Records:

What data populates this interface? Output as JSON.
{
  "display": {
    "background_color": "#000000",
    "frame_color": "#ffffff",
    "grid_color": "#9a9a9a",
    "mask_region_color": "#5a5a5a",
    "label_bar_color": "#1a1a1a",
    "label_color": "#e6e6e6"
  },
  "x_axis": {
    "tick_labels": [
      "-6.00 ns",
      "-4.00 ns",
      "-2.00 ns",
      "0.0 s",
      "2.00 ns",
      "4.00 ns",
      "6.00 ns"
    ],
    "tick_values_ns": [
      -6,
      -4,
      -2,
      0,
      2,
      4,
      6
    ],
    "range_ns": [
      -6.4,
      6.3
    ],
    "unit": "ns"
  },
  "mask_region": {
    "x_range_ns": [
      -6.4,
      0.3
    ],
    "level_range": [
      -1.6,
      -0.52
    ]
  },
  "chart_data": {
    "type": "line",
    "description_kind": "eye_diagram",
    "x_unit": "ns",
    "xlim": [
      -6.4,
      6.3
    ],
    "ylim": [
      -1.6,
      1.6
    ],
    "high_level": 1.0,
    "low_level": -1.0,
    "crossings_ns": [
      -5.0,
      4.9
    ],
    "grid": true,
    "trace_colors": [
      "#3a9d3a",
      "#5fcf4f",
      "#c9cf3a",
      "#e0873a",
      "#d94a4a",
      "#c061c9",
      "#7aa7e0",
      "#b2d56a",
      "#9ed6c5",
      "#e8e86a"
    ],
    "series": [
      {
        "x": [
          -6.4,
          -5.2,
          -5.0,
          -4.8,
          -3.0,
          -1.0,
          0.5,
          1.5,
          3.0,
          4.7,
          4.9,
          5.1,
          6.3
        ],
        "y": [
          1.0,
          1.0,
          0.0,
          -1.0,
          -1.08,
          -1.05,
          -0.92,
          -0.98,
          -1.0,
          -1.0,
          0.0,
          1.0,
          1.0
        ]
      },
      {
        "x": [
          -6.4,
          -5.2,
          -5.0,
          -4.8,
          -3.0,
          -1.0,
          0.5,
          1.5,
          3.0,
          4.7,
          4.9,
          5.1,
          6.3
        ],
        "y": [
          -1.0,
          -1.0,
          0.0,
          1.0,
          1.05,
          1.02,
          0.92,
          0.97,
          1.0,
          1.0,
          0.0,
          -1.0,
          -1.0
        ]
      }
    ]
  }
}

### WRITTEN PROBLEM
From the records above, please extract every line and repeat it exactly.

### RESPONSE
What data populates this interface? Output as JSON.
{
  "display": {
    "background_color": "#000000",
    "frame_color": "#ffffff",
    "grid_color": "#9a9a9a",
    "mask_region_color": "#5a5a5a",
    "label_bar_color": "#1a1a1a",
    "label_color": "#e6e6e6"
  },
  "x_axis": {
    "tick_labels": [
      "-6.00 ns",
      "-4.00 ns",
      "-2.00 ns",
      "0.0 s",
      "2.00 ns",
      "4.00 ns",
      "6.00 ns"
    ],
    "tick_values_ns": [
      -6,
      -4,
      -2,
      0,
      2,
      4,
      6
    ],
    "range_ns": [
      -6.4,
      6.3
    ],
    "unit": "ns"
  },
  "mask_region": {
    "x_range_ns": [
      -6.4,
      0.3
    ],
    "level_range": [
      -1.6,
      -0.52
    ]
  },
  "chart_data": {
    "type": "line",
    "description_kind": "eye_diagram",
    "x_unit": "ns",
    "xlim": [
      -6.4,
      6.3
    ],
    "ylim": [
      -1.6,
      1.6
    ],
    "high_level": 1.0,
    "low_level": -1.0,
    "crossings_ns": [
      -5.0,
      4.9
    ],
    "grid": true,
    "trace_colors": [
      "#3a9d3a",
      "#5fcf4f",
      "#c9cf3a",
      "#e0873a",
      "#d94a4a",
      "#c061c9",
      "#7aa7e0",
      "#b2d56a",
      "#9ed6c5",
      "#e8e86a"
    ],
    "series": [
      {
        "x": [
          -6.4,
          -5.2,
          -5.0,
          -4.8,
          -3.0,
          -1.0,
          0.5,
          1.5,
          3.0,
          4.7,
          4.9,
          5.1,
          6.3
        ],
        "y": [
          1.0,
          1.0,
          0.0,
          -1.0,
          -1.08,
          -1.05,
          -0.92,
          -0.98,
          -1.0,
          -1.0,
          0.0,
          1.0,
          1.0
        ]
      },
      {
        "x": [
          -6.4,
          -5.2,
          -5.0,
          -4.8,
          -3.0,
          -1.0,
          0.5,
          1.5,
          3.0,
          4.7,
          4.9,
          5.1,
          6.3
        ],
        "y": [
          -1.0,
          -1.0,
          0.0,
          1.0,
          1.05,
          1.02,
          0.92,
          0.97,
          1.0,
          1.0,
          0.0,
          -1.0,
          -1.0
        ]
      }
    ]
  }
}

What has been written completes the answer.